__Requirements__.
Transcribe each record exactly. Include every one.

__Exercise data__.
==========

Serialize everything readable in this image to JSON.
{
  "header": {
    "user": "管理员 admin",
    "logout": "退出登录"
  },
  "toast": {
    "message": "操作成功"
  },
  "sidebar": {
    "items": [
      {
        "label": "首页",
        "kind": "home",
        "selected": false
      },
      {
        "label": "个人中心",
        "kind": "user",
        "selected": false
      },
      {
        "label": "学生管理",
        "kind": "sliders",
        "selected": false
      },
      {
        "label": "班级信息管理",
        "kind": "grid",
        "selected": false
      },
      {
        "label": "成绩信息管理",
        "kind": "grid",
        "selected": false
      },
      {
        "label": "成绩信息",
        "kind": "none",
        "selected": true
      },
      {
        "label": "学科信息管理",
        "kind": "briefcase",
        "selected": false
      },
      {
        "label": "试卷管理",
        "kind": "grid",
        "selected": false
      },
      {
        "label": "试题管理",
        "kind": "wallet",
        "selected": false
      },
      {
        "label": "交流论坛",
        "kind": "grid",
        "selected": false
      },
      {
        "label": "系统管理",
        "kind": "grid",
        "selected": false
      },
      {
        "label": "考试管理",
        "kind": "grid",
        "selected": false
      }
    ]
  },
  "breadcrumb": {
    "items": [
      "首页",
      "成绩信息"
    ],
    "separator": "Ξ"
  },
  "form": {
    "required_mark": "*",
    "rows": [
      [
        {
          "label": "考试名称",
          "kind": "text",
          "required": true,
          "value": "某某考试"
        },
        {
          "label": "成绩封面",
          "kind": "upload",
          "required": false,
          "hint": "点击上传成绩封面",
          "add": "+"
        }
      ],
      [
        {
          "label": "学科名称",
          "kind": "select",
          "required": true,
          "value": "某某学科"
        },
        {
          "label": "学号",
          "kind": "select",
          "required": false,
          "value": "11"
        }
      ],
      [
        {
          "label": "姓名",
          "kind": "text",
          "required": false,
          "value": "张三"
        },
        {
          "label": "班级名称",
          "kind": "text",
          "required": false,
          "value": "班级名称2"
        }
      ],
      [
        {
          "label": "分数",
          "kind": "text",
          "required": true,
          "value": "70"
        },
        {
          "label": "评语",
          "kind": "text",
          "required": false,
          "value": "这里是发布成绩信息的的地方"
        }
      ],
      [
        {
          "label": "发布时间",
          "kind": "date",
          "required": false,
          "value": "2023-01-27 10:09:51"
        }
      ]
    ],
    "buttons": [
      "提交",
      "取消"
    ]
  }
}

==========

__The reply__.
Serialize everything readable in this image to JSON.
{
  "header": {
    "user": "管理员 admin",
    "logout": "退出登录"
  },
  "toast": {
    "message": "操作成功"
  },
  "sidebar": {
    "items": [
      {
        "label": "首页",
        "kind": "home",
        "selected": false
      },
      {
        "label": "个人中心",
        "kind": "user",
        "selected": false
      },
      {
        "label": "学生管理",
        "kind": "sliders",
        "selected": false
      },
      {
        "label": "班级信息管理",
        "kind": "grid",
        "selected": false
      },
      {
        "label": "成绩信息管理",
        "kind": "grid",
        "selected": false
      },
      {
        "label": "成绩信息",
        "kind": "none",
        "selected": true
      },
      {
        "label": "学科信息管理",
        "kind": "briefcase",
        "selected": false
      },
      {
        "label": "试卷管理",
        "kind": "grid",
        "selected": false
      },
      {
        "label": "试题管理",
        "kind": "wallet",
        "selected": false
      },
      {
        "label": "交流论坛",
        "kind": "grid",
        "selected": false
      },
      {
        "label": "系统管理",
        "kind": "grid",
        "selected": false
      },
      {
        "label": "考试管理",
        "kind": "grid",
        "selected": false
      }
    ]
  },
  "breadcrumb": {
    "items": [
      "首页",
      "成绩信息"
    ],
    "separator": "Ξ"
  },
  "form": {
    "required_mark": "*",
    "rows": [
      [
        {
          "label": "考试名称",
          "kind": "text",
          "required": true,
          "value": "某某考试"
        },
        {
          "label": "成绩封面",
          "kind": "upload",
          "required": false,
          "hint": "点击上传成绩封面",
          "add": "+"
        }
      ],
      [
        {
          "label": "学科名称",
          "kind": "select",
          "required": true,
          "value": "某某学科"
        },
        {
          "label": "学号",
          "kind": "select",
          "required": false,
          "value": "11"
        }
      ],
      [
        {
          "label": "姓名",
          "kind": "text",
          "required": false,
          "value": "张三"
        },
        {
          "label": "班级名称",
          "kind": "text",
          "required": false,
          "value": "班级名称2"
        }
      ],
      [
        {
          "label": "分数",
          "kind": "text",
          "required": true,
          "value": "70"
        },
        {
          "label": "评语",
          "kind": "text",
          "required": false,
          "value": "这里是发布成绩信息的的地方"
        }
      ],
      [
        {
          "label": "发布时间",
          "kind": "date",
          "required": false,
          "value": "2023-01-27 10:09:51"
        }
      ]
    ],
    "buttons": [
      "提交",
      "取消"
    ]
  }
}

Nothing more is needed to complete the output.